Exercise description ▸ Render the lines from the first one through the line containing "chart-title: Total : 4" as a numbered list, omitting any blank lines.

Listing ▸
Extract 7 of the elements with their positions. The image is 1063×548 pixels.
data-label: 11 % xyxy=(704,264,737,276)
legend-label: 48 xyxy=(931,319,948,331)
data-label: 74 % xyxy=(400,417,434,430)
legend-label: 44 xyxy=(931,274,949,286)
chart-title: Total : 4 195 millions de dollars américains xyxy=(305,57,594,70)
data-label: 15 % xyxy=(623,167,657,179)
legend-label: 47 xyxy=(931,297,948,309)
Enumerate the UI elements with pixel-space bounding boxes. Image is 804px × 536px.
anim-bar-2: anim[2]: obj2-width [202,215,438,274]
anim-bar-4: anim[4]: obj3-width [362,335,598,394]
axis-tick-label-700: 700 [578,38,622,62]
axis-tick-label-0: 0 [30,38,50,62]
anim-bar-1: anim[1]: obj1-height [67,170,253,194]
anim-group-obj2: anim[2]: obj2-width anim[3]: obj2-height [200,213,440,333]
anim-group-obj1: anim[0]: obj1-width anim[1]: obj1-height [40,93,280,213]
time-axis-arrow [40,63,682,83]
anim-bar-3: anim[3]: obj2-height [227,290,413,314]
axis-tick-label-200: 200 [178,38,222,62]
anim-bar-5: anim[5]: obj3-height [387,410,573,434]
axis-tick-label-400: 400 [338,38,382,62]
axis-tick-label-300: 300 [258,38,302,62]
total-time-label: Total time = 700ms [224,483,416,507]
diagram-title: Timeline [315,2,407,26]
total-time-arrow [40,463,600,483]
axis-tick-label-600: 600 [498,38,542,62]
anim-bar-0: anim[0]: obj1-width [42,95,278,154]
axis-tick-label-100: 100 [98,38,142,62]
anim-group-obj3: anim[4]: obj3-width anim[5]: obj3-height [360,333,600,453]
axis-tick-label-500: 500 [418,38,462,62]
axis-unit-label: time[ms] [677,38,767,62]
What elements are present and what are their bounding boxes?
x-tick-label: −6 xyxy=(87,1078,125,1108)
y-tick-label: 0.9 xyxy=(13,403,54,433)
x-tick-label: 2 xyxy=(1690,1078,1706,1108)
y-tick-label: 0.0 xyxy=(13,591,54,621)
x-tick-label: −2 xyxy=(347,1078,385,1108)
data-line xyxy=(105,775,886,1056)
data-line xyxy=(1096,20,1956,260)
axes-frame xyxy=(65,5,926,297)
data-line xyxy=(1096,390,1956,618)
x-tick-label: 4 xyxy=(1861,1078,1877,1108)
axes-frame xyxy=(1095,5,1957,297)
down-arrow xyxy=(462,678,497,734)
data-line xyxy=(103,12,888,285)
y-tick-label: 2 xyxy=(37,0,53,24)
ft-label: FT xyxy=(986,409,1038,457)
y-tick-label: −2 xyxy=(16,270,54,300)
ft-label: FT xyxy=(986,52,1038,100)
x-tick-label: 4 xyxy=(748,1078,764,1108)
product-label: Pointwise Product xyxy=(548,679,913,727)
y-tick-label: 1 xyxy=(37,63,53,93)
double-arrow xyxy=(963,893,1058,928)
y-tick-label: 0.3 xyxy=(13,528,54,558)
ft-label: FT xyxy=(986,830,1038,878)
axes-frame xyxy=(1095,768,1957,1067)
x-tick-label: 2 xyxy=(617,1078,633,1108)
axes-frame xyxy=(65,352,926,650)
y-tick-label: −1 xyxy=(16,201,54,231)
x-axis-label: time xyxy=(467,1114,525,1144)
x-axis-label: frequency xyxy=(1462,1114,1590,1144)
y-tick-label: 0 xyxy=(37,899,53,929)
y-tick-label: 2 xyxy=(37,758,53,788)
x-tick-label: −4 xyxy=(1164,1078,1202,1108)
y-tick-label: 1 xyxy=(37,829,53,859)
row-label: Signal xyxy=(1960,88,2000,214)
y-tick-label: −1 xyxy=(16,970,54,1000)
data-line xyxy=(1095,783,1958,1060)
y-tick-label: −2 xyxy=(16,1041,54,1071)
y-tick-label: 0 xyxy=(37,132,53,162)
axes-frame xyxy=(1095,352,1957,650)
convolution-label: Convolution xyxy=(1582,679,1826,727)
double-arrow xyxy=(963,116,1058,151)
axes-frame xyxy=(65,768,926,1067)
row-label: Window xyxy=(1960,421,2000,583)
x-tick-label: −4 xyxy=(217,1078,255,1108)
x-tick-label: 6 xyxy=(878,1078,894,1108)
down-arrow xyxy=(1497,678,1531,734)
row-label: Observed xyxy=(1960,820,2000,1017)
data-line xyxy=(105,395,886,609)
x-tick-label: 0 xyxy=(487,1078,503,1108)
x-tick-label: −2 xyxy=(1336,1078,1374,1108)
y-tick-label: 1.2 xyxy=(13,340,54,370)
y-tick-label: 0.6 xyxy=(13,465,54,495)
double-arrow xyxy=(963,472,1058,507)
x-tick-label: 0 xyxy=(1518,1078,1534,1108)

The output ▸
1. Extract 7 of the elements with their positions. The image is 1063×548 pixels.
2. data-label: 11 % xyxy=(704,264,737,276)
3. legend-label: 48 xyxy=(931,319,948,331)
4. data-label: 74 % xyxy=(400,417,434,430)
5. legend-label: 44 xyxy=(931,274,949,286)
6. chart-title: Total : 4 195 millions de dollars américains xyxy=(305,57,594,70)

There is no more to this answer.